Some records:
= = = =

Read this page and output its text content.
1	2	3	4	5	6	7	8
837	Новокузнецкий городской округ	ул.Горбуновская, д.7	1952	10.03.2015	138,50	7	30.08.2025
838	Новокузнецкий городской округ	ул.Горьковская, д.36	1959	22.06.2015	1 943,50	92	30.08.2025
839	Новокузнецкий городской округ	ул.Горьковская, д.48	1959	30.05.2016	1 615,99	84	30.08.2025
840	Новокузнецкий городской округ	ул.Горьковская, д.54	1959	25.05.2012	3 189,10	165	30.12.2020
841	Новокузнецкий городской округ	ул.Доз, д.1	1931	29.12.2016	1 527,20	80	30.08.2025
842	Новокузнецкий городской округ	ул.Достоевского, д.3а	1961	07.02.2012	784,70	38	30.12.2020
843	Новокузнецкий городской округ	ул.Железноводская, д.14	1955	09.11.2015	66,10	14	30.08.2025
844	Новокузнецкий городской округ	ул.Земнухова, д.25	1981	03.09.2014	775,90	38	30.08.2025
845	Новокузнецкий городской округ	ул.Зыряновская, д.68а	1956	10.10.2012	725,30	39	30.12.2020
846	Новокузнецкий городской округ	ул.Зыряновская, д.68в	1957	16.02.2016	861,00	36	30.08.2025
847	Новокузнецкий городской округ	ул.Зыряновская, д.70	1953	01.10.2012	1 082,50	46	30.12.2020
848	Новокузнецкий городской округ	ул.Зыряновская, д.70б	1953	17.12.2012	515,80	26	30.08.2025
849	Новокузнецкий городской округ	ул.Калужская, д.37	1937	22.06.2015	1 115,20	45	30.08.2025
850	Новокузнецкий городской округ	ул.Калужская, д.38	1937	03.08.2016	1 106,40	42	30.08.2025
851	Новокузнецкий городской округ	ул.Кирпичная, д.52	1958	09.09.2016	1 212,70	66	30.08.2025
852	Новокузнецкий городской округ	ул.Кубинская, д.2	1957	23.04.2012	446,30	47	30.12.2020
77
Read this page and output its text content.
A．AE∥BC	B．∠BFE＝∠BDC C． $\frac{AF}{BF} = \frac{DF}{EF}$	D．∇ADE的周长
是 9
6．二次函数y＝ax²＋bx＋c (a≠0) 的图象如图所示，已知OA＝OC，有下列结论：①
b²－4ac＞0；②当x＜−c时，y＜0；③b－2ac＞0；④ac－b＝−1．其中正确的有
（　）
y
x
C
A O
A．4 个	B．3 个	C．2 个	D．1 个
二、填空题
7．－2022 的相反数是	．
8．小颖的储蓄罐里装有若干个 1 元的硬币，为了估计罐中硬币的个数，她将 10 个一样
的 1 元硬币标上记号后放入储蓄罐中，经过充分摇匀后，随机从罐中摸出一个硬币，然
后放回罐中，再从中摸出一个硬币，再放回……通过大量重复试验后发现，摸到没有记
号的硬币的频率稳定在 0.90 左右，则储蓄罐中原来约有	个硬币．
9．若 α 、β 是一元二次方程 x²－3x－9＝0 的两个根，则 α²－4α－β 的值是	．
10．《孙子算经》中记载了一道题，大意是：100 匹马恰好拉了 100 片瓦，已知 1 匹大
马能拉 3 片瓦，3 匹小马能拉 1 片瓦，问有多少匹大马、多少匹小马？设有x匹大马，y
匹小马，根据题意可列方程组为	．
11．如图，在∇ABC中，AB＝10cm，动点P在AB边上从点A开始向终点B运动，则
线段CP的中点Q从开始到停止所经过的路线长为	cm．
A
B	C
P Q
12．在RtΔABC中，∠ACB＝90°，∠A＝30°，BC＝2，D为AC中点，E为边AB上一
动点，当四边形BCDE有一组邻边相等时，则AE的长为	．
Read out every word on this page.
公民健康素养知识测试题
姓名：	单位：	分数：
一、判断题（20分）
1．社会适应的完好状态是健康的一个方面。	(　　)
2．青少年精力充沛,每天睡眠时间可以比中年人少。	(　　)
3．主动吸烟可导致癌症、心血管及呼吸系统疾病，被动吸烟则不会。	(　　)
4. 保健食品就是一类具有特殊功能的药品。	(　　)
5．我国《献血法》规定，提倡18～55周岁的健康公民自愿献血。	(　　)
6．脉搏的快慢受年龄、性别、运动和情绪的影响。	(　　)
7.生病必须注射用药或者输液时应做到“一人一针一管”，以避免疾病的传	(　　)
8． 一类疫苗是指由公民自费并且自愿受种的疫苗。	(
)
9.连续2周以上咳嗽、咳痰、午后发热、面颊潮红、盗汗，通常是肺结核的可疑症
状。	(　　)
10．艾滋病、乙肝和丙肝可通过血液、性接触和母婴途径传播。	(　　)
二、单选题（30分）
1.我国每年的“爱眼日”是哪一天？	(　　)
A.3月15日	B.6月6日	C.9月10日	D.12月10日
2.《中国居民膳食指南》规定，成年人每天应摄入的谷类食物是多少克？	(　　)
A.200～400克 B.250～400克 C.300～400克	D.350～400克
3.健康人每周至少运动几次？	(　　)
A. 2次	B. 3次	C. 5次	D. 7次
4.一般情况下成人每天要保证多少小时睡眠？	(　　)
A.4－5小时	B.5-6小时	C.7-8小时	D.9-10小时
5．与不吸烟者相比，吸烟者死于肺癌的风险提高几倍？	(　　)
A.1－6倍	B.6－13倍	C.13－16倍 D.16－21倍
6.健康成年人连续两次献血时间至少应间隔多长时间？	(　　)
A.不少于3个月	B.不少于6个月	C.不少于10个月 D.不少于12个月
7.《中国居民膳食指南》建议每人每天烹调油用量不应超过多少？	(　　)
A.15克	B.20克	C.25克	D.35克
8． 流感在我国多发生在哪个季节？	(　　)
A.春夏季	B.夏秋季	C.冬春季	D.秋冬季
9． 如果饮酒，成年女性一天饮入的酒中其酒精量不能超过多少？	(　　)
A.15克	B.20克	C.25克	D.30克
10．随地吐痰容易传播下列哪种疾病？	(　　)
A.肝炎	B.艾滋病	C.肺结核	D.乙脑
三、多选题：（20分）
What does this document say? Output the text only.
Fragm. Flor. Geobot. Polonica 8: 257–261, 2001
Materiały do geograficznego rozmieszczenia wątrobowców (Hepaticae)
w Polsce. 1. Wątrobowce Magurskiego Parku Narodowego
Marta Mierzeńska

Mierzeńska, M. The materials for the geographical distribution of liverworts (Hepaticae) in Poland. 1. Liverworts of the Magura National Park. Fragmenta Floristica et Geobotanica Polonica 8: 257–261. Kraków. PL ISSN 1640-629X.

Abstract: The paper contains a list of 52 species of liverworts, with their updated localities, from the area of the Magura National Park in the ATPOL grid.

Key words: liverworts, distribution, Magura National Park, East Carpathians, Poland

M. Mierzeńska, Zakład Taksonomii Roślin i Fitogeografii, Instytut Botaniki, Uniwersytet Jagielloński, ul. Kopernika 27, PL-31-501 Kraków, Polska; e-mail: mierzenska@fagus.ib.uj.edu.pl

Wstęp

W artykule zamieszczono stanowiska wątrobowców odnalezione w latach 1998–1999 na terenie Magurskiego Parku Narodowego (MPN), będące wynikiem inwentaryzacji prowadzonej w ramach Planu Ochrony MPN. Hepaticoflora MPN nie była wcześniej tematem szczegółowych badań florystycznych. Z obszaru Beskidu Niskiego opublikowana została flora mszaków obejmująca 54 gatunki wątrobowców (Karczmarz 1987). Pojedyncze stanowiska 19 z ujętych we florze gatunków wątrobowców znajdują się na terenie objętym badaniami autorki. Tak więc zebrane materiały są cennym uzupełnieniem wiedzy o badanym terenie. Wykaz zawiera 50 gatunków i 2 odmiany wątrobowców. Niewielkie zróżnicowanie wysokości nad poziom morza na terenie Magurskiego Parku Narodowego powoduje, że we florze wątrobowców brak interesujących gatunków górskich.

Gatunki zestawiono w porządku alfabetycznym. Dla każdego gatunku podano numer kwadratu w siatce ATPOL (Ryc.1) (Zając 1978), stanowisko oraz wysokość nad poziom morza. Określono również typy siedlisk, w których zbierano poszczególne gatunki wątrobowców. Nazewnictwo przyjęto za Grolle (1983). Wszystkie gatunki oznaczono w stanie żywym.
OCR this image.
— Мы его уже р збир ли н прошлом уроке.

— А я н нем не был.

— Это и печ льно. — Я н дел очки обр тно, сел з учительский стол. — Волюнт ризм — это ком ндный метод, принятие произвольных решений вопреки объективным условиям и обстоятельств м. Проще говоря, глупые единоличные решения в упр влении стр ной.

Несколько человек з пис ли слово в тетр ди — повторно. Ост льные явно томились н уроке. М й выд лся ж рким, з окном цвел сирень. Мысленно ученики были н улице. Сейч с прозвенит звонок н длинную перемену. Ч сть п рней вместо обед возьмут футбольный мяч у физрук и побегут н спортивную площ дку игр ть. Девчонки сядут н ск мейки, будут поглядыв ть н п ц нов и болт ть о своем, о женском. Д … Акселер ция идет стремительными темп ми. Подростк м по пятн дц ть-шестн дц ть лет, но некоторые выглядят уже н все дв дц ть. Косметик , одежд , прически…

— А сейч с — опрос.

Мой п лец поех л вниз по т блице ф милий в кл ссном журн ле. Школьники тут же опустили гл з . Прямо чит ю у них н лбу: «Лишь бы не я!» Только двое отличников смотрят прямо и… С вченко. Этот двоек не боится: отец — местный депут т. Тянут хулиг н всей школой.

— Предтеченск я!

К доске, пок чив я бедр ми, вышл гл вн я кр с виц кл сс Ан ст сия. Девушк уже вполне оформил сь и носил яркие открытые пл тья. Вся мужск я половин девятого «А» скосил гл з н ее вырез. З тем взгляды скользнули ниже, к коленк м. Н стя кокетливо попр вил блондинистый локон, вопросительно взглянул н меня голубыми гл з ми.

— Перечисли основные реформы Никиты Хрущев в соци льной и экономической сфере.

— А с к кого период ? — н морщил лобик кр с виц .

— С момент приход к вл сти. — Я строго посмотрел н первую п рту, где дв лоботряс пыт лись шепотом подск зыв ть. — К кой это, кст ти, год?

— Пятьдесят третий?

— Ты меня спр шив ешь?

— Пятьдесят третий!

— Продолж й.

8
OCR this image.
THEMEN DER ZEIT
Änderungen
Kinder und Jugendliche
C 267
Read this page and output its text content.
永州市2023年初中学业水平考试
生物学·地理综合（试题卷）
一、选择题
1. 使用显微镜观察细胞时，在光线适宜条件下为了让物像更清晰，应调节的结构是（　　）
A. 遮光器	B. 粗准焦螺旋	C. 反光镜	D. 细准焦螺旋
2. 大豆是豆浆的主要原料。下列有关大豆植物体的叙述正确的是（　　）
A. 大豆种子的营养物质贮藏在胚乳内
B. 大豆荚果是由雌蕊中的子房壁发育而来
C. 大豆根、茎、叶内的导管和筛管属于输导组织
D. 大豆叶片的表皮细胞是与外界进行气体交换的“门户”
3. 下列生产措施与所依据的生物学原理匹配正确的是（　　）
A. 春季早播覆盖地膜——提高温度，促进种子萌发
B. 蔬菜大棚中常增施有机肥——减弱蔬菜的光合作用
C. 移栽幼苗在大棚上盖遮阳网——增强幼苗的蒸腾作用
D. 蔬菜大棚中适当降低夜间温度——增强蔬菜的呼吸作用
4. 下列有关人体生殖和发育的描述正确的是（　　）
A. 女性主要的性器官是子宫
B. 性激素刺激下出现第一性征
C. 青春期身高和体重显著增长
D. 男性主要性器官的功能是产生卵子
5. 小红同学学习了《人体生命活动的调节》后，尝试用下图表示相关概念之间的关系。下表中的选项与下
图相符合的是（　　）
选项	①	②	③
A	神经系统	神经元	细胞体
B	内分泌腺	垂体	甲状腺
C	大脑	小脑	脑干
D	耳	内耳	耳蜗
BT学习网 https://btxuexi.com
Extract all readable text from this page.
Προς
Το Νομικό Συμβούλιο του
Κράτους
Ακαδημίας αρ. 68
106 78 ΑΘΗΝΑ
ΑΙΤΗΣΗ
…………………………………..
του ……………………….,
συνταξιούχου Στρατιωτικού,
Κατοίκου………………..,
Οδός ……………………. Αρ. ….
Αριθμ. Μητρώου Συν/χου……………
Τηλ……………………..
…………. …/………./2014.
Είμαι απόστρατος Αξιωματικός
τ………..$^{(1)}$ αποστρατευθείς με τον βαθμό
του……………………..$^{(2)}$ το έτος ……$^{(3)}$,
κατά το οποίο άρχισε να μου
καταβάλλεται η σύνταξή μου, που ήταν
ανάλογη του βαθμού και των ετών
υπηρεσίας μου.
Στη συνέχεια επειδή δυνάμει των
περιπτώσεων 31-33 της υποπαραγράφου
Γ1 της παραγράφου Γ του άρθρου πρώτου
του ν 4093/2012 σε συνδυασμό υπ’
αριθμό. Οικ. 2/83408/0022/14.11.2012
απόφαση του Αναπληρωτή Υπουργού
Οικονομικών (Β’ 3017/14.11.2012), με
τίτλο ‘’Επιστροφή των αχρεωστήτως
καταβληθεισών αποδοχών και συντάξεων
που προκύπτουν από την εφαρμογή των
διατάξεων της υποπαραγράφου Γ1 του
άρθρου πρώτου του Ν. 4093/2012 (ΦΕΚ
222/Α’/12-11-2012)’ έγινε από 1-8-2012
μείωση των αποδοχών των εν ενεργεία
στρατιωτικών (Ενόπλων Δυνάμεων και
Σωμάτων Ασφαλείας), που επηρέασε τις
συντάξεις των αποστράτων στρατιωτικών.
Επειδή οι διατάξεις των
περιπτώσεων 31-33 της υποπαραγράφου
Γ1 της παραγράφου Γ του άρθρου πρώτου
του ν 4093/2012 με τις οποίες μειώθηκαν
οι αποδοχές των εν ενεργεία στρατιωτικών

= = = =

Determine the number of lines in the records that include the string "ενεργεία", and respond with that number only.

Task answer: 2